**INFORMATION GIVEN**
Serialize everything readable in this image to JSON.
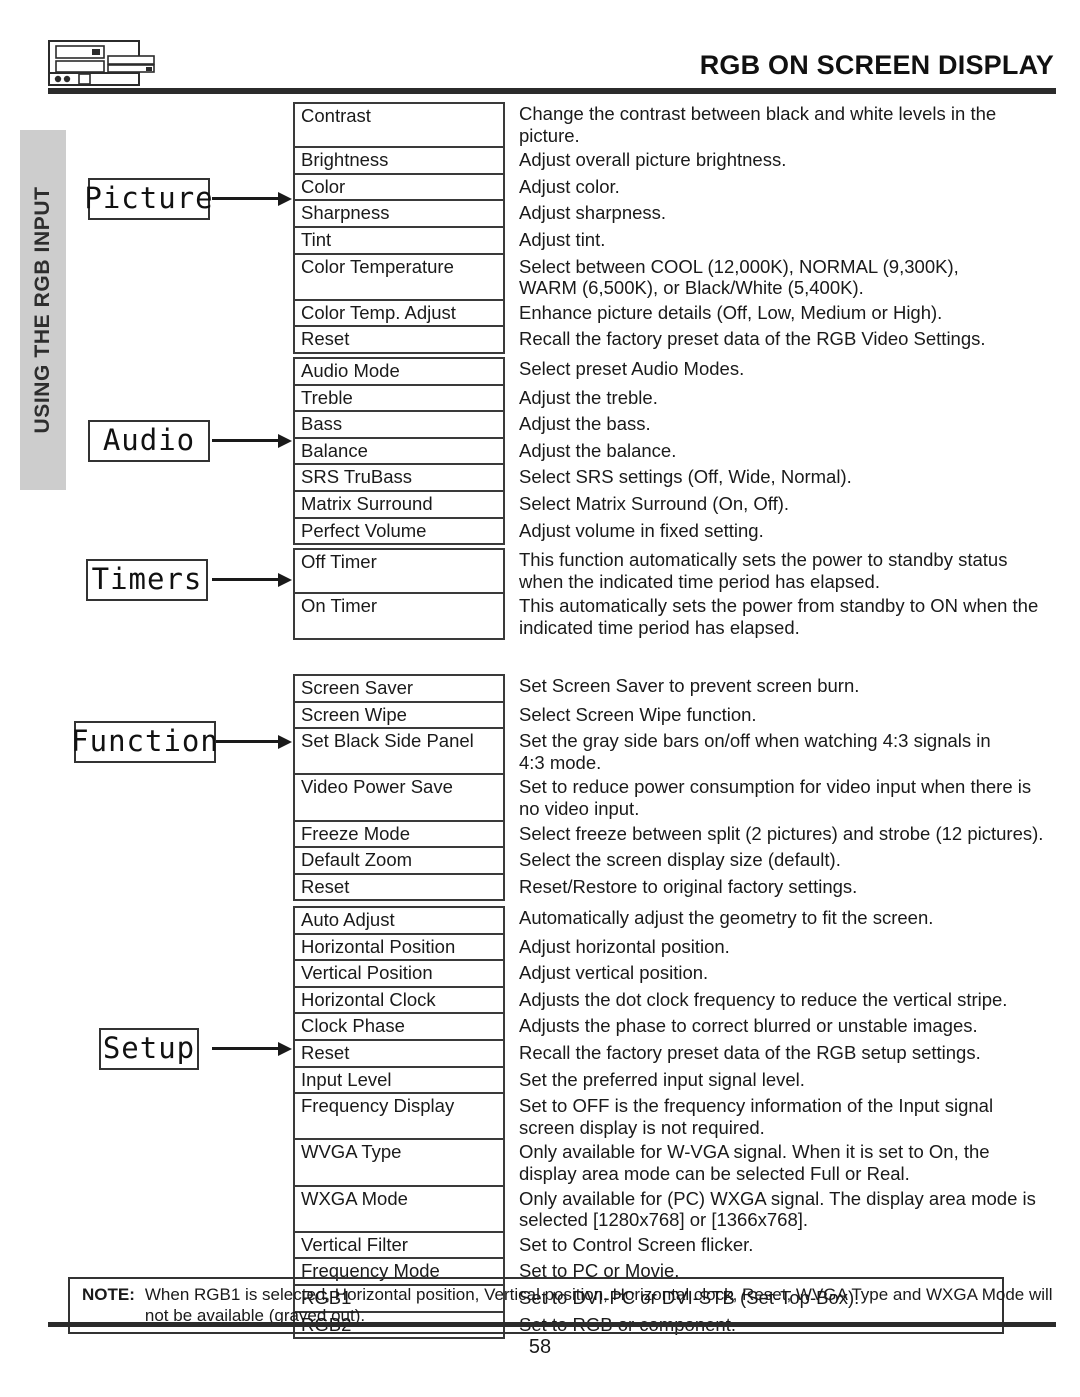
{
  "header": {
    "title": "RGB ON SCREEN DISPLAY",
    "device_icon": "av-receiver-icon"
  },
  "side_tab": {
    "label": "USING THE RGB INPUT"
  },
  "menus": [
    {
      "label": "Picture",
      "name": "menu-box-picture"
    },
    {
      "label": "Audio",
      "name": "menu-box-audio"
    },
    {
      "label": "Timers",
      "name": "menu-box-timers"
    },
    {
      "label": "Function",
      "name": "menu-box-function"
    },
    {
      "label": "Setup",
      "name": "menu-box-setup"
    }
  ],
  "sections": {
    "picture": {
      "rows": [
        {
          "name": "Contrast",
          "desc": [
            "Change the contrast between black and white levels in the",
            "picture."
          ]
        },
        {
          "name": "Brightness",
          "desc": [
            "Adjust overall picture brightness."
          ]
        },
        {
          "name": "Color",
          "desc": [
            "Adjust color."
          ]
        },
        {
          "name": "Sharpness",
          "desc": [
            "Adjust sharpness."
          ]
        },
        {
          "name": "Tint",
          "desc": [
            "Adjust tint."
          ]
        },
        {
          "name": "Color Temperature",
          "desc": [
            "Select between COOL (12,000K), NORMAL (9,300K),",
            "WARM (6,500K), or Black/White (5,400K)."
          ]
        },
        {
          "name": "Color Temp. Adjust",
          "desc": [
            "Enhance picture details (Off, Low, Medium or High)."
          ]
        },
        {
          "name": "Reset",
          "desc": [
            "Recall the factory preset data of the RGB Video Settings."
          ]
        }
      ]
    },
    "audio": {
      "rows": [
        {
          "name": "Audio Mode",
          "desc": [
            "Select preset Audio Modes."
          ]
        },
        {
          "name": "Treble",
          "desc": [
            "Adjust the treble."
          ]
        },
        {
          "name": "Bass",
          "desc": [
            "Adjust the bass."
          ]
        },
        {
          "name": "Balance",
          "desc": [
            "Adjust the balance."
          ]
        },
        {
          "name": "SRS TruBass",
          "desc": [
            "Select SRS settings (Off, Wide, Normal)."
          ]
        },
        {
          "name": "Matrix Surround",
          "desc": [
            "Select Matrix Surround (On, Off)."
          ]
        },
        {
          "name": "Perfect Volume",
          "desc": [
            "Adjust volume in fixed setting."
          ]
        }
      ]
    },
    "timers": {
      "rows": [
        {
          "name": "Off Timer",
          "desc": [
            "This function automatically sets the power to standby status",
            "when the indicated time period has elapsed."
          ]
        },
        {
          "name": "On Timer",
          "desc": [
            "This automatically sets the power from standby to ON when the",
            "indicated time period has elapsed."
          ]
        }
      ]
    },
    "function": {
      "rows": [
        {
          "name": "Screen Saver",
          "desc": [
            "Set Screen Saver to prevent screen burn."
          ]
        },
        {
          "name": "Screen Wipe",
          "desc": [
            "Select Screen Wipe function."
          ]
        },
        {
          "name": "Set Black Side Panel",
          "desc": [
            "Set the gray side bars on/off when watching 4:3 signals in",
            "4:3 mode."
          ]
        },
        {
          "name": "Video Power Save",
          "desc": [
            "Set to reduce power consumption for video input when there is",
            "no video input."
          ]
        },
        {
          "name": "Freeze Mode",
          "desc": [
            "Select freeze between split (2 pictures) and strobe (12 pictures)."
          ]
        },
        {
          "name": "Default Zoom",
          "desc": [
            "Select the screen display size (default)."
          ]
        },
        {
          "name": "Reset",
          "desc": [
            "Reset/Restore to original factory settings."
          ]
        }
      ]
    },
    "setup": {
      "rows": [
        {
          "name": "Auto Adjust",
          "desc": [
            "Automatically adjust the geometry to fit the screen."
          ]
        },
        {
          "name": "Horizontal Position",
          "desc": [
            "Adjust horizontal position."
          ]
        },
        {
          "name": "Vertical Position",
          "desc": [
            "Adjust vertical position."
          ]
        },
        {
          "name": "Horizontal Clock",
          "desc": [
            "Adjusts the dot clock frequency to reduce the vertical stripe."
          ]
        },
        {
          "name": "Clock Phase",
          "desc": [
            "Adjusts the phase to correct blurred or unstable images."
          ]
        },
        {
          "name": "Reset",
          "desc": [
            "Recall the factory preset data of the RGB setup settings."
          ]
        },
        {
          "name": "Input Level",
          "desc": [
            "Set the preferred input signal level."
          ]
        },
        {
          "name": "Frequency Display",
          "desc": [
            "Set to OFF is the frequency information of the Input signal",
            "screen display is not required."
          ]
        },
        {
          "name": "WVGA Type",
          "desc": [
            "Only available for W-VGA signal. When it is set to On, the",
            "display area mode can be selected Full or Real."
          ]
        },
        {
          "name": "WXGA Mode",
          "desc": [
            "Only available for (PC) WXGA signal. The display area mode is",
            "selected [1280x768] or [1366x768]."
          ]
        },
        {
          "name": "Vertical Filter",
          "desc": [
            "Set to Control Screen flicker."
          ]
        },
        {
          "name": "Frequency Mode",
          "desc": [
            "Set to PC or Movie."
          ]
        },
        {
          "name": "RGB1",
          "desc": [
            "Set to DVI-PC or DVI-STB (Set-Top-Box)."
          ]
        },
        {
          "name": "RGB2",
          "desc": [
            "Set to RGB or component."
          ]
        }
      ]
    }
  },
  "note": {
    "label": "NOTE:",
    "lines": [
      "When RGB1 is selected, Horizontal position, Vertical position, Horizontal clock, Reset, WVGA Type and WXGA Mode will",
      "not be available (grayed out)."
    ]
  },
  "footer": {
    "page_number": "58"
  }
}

* * *

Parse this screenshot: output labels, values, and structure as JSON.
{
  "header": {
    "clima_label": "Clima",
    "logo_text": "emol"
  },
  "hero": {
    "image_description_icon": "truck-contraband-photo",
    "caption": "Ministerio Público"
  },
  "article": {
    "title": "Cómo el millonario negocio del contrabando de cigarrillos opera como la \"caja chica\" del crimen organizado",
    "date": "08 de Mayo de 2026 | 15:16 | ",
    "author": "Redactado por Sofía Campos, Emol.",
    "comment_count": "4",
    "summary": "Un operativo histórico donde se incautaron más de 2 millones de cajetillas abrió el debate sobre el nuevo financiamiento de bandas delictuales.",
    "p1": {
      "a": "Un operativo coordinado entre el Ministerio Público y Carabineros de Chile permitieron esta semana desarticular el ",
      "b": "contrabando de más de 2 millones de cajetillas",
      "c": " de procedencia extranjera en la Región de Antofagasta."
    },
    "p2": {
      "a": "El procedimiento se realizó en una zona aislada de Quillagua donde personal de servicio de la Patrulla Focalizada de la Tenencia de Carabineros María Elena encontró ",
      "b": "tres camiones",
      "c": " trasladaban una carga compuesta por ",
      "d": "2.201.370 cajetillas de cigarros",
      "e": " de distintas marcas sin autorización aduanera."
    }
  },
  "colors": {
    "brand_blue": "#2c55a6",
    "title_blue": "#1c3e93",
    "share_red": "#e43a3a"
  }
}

**WRITTEN PROBLEM**
Show each line in the entries that holds the string "donde".

**ANSWER TO THIS PROBLEM**
    "summary": "Un operativo histórico donde se incautaron más de 2 millones de cajetillas abrió el debate sobre el nuevo financiamiento de bandas delictuales.",
      "a": "El procedimiento se realizó en una zona aislada de Quillagua donde personal de servicio de la Patrulla Focalizada de la Tenencia de Carabineros María Elena encontró ",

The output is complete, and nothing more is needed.